[Records excerpted from a collection]
○ ○ ○ ○ ○
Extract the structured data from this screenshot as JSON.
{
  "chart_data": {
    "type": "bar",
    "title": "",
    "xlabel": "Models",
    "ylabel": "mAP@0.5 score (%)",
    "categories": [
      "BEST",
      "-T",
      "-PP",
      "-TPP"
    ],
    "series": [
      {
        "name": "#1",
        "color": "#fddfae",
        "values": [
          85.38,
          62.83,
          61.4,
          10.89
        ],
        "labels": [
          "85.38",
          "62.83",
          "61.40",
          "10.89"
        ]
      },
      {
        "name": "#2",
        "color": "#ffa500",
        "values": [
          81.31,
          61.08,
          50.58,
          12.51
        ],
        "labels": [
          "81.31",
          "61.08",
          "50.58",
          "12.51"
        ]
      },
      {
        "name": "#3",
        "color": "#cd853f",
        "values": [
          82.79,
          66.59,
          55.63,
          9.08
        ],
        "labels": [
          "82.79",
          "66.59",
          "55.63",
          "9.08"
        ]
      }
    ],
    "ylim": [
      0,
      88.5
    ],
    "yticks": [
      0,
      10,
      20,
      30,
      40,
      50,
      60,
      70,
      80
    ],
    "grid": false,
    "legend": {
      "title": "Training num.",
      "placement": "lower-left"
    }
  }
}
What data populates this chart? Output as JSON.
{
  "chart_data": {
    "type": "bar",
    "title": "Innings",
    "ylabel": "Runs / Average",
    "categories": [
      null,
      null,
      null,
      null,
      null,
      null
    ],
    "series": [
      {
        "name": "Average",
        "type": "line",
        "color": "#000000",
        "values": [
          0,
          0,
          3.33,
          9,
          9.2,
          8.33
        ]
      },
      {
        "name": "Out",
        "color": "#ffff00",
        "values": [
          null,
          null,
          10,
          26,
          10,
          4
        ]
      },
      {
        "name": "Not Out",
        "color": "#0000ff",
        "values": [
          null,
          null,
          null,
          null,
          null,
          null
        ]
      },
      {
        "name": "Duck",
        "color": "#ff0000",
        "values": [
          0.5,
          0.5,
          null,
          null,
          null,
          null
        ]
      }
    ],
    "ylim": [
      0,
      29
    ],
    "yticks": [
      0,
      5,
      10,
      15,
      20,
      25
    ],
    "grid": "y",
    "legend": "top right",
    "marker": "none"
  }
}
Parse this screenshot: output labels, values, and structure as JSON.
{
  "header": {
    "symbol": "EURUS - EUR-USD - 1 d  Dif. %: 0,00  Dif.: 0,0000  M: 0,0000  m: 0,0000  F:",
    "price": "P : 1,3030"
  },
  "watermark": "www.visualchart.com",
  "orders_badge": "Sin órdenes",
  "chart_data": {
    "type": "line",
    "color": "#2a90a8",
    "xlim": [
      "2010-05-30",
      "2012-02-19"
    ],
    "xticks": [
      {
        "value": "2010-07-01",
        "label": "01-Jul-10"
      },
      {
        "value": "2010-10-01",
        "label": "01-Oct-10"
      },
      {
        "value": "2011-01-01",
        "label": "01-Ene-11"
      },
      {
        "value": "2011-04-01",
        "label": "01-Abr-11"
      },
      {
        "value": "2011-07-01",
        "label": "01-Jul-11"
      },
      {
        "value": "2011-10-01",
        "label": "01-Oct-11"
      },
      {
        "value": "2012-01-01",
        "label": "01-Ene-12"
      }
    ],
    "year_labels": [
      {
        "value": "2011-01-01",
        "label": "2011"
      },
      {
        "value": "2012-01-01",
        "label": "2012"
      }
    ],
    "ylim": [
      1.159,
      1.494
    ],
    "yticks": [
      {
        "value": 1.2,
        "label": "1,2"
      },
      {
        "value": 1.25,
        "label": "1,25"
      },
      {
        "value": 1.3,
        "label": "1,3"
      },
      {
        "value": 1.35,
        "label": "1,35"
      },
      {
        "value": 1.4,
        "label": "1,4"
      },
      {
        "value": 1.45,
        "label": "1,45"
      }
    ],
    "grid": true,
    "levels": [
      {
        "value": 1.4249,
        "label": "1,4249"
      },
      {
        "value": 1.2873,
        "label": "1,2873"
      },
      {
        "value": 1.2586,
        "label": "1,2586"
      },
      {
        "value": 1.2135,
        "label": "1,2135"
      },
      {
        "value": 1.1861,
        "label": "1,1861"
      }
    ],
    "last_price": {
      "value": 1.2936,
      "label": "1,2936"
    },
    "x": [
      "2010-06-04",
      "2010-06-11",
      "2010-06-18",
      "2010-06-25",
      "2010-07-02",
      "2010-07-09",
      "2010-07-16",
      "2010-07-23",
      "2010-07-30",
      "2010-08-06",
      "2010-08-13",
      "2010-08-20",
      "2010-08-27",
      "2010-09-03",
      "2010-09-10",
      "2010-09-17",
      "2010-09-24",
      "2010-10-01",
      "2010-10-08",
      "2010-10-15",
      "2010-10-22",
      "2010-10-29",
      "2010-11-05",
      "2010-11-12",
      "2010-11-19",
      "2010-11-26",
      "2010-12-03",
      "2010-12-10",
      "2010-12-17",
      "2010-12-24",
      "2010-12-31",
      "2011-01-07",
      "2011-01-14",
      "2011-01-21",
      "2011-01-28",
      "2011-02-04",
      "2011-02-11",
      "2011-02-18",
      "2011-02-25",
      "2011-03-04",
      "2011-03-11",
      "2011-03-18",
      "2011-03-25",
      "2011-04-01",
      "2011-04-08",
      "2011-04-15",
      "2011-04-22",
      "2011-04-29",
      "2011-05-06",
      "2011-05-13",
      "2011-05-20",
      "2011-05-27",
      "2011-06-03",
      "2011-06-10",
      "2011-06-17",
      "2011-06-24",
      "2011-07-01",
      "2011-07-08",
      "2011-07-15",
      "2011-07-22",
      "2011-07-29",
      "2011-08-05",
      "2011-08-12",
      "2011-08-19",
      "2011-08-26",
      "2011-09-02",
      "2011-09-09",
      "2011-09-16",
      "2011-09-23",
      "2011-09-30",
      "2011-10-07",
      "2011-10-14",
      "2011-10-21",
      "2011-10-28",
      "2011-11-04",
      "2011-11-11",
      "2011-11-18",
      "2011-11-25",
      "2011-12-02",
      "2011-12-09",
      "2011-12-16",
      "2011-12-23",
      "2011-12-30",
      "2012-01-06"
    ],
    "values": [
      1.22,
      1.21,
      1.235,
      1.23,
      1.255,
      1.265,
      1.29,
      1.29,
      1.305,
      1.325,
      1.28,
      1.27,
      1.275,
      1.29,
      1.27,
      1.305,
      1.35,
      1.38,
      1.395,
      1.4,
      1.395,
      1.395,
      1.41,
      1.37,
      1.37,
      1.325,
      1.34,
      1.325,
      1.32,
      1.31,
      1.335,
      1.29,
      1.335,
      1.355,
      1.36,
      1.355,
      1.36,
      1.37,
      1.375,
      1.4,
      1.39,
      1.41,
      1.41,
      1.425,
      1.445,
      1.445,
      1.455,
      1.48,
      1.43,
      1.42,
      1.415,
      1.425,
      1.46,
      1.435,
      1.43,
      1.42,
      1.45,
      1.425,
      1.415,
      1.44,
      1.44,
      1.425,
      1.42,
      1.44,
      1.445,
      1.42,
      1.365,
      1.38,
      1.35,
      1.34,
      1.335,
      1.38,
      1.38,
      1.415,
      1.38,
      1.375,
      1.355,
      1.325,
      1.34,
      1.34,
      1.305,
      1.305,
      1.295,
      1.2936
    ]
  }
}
○ ○ ○ ○ ○
REQUIREMENTS:
Reproduce the material verbatim, line by line.

CORRECT RESULT:
Extract the structured data from this screenshot as JSON.
{
  "chart_data": {
    "type": "bar",
    "title": "",
    "xlabel": "Models",
    "ylabel": "mAP@0.5 score (%)",
    "categories": [
      "BEST",
      "-T",
      "-PP",
      "-TPP"
    ],
    "series": [
      {
        "name": "#1",
        "color": "#fddfae",
        "values": [
          85.38,
          62.83,
          61.4,
          10.89
        ],
        "labels": [
          "85.38",
          "62.83",
          "61.40",
          "10.89"
        ]
      },
      {
        "name": "#2",
        "color": "#ffa500",
        "values": [
          81.31,
          61.08,
          50.58,
          12.51
        ],
        "labels": [
          "81.31",
          "61.08",
          "50.58",
          "12.51"
        ]
      },
      {
        "name": "#3",
        "color": "#cd853f",
        "values": [
          82.79,
          66.59,
          55.63,
          9.08
        ],
        "labels": [
          "82.79",
          "66.59",
          "55.63",
          "9.08"
        ]
      }
    ],
    "ylim": [
      0,
      88.5
    ],
    "yticks": [
      0,
      10,
      20,
      30,
      40,
      50,
      60,
      70,
      80
    ],
    "grid": false,
    "legend": {
      "title": "Training num.",
      "placement": "lower-left"
    }
  }
}
What data populates this chart? Output as JSON.
{
  "chart_data": {
    "type": "bar",
    "title": "Innings",
    "ylabel": "Runs / Average",
    "categories": [
      null,
      null,
      null,
      null,
      null,
      null
    ],
    "series": [
      {
        "name": "Average",
        "type": "line",
        "color": "#000000",
        "values": [
          0,
          0,
          3.33,
          9,
          9.2,
          8.33
        ]
      },
      {
        "name": "Out",
        "color": "#ffff00",
        "values": [
          null,
          null,
          10,
          26,
          10,
          4
        ]
      },
      {
        "name": "Not Out",
        "color": "#0000ff",
        "values": [
          null,
          null,
          null,
          null,
          null,
          null
        ]
      },
      {
        "name": "Duck",
        "color": "#ff0000",
        "values": [
          0.5,
          0.5,
          null,
          null,
          null,
          null
        ]
      }
    ],
    "ylim": [
      0,
      29
    ],
    "yticks": [
      0,
      5,
      10,
      15,
      20,
      25
    ],
    "grid": "y",
    "legend": "top right",
    "marker": "none"
  }
}
Parse this screenshot: output labels, values, and structure as JSON.
{
  "header": {
    "symbol": "EURUS - EUR-USD - 1 d  Dif. %: 0,00  Dif.: 0,0000  M: 0,0000  m: 0,0000  F:",
    "price": "P : 1,3030"
  },
  "watermark": "www.visualchart.com",
  "orders_badge": "Sin órdenes",
  "chart_data": {
    "type": "line",
    "color": "#2a90a8",
    "xlim": [
      "2010-05-30",
      "2012-02-19"
    ],
    "xticks": [
      {
        "value": "2010-07-01",
        "label": "01-Jul-10"
      },
      {
        "value": "2010-10-01",
        "label": "01-Oct-10"
      },
      {
        "value": "2011-01-01",
        "label": "01-Ene-11"
      },
      {
        "value": "2011-04-01",
        "label": "01-Abr-11"
      },
      {
        "value": "2011-07-01",
        "label": "01-Jul-11"
      },
      {
        "value": "2011-10-01",
        "label": "01-Oct-11"
      },
      {
        "value": "2012-01-01",
        "label": "01-Ene-12"
      }
    ],
    "year_labels": [
      {
        "value": "2011-01-01",
        "label": "2011"
      },
      {
        "value": "2012-01-01",
        "label": "2012"
      }
    ],
    "ylim": [
      1.159,
      1.494
    ],
    "yticks": [
      {
        "value": 1.2,
        "label": "1,2"
      },
      {
        "value": 1.25,
        "label": "1,25"
      },
      {
        "value": 1.3,
        "label": "1,3"
      },
      {
        "value": 1.35,
        "label": "1,35"
      },
      {
        "value": 1.4,
        "label": "1,4"
      },
      {
        "value": 1.45,
        "label": "1,45"
      }
    ],
    "grid": true,
    "levels": [
      {
        "value": 1.4249,
        "label": "1,4249"
      },
      {
        "value": 1.2873,
        "label": "1,2873"
      },
      {
        "value": 1.2586,
        "label": "1,2586"
      },
      {
        "value": 1.2135,
        "label": "1,2135"
      },
      {
        "value": 1.1861,
        "label": "1,1861"
      }
    ],
    "last_price": {
      "value": 1.2936,
      "label": "1,2936"
    },
    "x": [
      "2010-06-04",
      "2010-06-11",
      "2010-06-18",
      "2010-06-25",
      "2010-07-02",
      "2010-07-09",
      "2010-07-16",
      "2010-07-23",
      "2010-07-30",
      "2010-08-06",
      "2010-08-13",
      "2010-08-20",
      "2010-08-27",
      "2010-09-03",
      "2010-09-10",
      "2010-09-17",
      "2010-09-24",
      "2010-10-01",
      "2010-10-08",
      "2010-10-15",
      "2010-10-22",
      "2010-10-29",
      "2010-11-05",
      "2010-11-12",
      "2010-11-19",
      "2010-11-26",
      "2010-12-03",
      "2010-12-10",
      "2010-12-17",
      "2010-12-24",
      "2010-12-31",
      "2011-01-07",
      "2011-01-14",
      "2011-01-21",
      "2011-01-28",
      "2011-02-04",
      "2011-02-11",
      "2011-02-18",
      "2011-02-25",
      "2011-03-04",
      "2011-03-11",
      "2011-03-18",
      "2011-03-25",
      "2011-04-01",
      "2011-04-08",
      "2011-04-15",
      "2011-04-22",
      "2011-04-29",
      "2011-05-06",
      "2011-05-13",
      "2011-05-20",
      "2011-05-27",
      "2011-06-03",
      "2011-06-10",
      "2011-06-17",
      "2011-06-24",
      "2011-07-01",
      "2011-07-08",
      "2011-07-15",
      "2011-07-22",
      "2011-07-29",
      "2011-08-05",
      "2011-08-12",
      "2011-08-19",
      "2011-08-26",
      "2011-09-02",
      "2011-09-09",
      "2011-09-16",
      "2011-09-23",
      "2011-09-30",
      "2011-10-07",
      "2011-10-14",
      "2011-10-21",
      "2011-10-28",
      "2011-11-04",
      "2011-11-11",
      "2011-11-18",
      "2011-11-25",
      "2011-12-02",
      "2011-12-09",
      "2011-12-16",
      "2011-12-23",
      "2011-12-30",
      "2012-01-06"
    ],
    "values": [
      1.22,
      1.21,
      1.235,
      1.23,
      1.255,
      1.265,
      1.29,
      1.29,
      1.305,
      1.325,
      1.28,
      1.27,
      1.275,
      1.29,
      1.27,
      1.305,
      1.35,
      1.38,
      1.395,
      1.4,
      1.395,
      1.395,
      1.41,
      1.37,
      1.37,
      1.325,
      1.34,
      1.325,
      1.32,
      1.31,
      1.335,
      1.29,
      1.335,
      1.355,
      1.36,
      1.355,
      1.36,
      1.37,
      1.375,
      1.4,
      1.39,
      1.41,
      1.41,
      1.425,
      1.445,
      1.445,
      1.455,
      1.48,
      1.43,
      1.42,
      1.415,
      1.425,
      1.46,
      1.435,
      1.43,
      1.42,
      1.45,
      1.425,
      1.415,
      1.44,
      1.44,
      1.425,
      1.42,
      1.44,
      1.445,
      1.42,
      1.365,
      1.38,
      1.35,
      1.34,
      1.335,
      1.38,
      1.38,
      1.415,
      1.38,
      1.375,
      1.355,
      1.325,
      1.34,
      1.34,
      1.305,
      1.305,
      1.295,
      1.2936
    ]
  }
}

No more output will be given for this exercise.